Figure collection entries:
-=-=-=-=-
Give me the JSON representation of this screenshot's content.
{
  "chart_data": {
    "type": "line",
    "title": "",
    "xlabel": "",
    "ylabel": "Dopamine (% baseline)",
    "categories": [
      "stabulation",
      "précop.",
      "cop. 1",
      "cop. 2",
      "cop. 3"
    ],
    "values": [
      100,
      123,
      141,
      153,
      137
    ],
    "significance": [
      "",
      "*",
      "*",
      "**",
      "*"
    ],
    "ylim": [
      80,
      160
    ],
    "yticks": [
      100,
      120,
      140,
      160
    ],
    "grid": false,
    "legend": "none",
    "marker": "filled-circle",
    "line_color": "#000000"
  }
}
-=-=-=-=-
Required work:
Every entry should be output exactly as written, please.

Expected output:
Give me the JSON representation of this screenshot's content.
{
  "chart_data": {
    "type": "line",
    "title": "",
    "xlabel": "",
    "ylabel": "Dopamine (% baseline)",
    "categories": [
      "stabulation",
      "précop.",
      "cop. 1",
      "cop. 2",
      "cop. 3"
    ],
    "values": [
      100,
      123,
      141,
      153,
      137
    ],
    "significance": [
      "",
      "*",
      "*",
      "**",
      "*"
    ],
    "ylim": [
      80,
      160
    ],
    "yticks": [
      100,
      120,
      140,
      160
    ],
    "grid": false,
    "legend": "none",
    "marker": "filled-circle",
    "line_color": "#000000"
  }
}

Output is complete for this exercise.